#### [EXERCISE AIM]
Find every line in the records below that holds the word "this" and copy it.

Data items:
►

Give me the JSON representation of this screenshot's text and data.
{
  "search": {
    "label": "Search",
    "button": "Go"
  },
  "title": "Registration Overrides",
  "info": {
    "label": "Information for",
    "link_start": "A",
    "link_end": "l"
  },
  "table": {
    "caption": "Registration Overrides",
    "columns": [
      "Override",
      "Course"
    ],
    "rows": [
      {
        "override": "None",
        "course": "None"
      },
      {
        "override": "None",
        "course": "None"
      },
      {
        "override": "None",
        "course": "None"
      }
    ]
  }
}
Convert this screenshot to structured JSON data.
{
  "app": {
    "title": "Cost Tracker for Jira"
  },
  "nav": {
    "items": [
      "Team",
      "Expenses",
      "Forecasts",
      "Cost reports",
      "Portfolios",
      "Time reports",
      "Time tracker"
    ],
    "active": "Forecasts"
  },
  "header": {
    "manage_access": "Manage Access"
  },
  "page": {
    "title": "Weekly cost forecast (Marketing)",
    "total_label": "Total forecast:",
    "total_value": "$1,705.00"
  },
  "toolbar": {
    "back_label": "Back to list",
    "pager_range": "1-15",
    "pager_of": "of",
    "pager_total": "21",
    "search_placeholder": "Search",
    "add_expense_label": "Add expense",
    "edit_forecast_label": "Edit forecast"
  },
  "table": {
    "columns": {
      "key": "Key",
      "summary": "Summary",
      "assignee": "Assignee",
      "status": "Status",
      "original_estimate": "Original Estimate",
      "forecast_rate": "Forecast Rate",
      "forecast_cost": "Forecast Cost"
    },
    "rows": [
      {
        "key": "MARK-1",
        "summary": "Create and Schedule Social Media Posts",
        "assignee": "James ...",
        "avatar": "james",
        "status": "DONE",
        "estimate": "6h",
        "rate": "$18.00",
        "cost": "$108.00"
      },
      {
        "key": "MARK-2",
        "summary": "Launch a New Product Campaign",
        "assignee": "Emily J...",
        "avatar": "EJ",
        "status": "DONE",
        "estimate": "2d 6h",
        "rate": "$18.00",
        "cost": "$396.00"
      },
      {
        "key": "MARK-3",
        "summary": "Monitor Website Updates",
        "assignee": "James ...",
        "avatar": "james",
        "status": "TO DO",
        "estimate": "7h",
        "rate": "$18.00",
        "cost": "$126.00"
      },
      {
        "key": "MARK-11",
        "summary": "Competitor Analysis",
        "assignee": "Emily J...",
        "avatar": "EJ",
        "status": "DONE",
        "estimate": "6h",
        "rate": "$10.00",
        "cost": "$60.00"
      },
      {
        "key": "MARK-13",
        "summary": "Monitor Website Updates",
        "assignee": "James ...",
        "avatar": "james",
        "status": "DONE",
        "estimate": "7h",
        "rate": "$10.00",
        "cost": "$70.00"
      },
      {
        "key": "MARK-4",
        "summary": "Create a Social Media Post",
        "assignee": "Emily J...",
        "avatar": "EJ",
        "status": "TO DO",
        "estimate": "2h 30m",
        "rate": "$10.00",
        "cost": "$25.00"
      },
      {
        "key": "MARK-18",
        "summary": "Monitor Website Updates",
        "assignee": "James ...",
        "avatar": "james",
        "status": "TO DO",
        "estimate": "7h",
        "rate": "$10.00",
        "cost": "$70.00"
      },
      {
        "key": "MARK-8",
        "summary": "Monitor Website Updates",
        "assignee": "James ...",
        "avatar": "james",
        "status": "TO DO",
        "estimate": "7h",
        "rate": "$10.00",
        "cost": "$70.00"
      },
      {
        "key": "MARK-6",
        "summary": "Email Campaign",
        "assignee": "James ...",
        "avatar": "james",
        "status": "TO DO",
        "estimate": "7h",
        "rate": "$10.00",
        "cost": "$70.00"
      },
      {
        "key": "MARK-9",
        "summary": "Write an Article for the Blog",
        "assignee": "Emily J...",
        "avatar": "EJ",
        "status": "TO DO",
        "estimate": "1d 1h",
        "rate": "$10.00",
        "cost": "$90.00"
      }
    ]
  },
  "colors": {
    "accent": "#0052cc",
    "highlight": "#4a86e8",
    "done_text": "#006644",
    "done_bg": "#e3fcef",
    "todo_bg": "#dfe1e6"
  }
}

◄

#### [EXPECTED ANSWER]
Give me the JSON representation of this screenshot's text and data.
Convert this screenshot to structured JSON data.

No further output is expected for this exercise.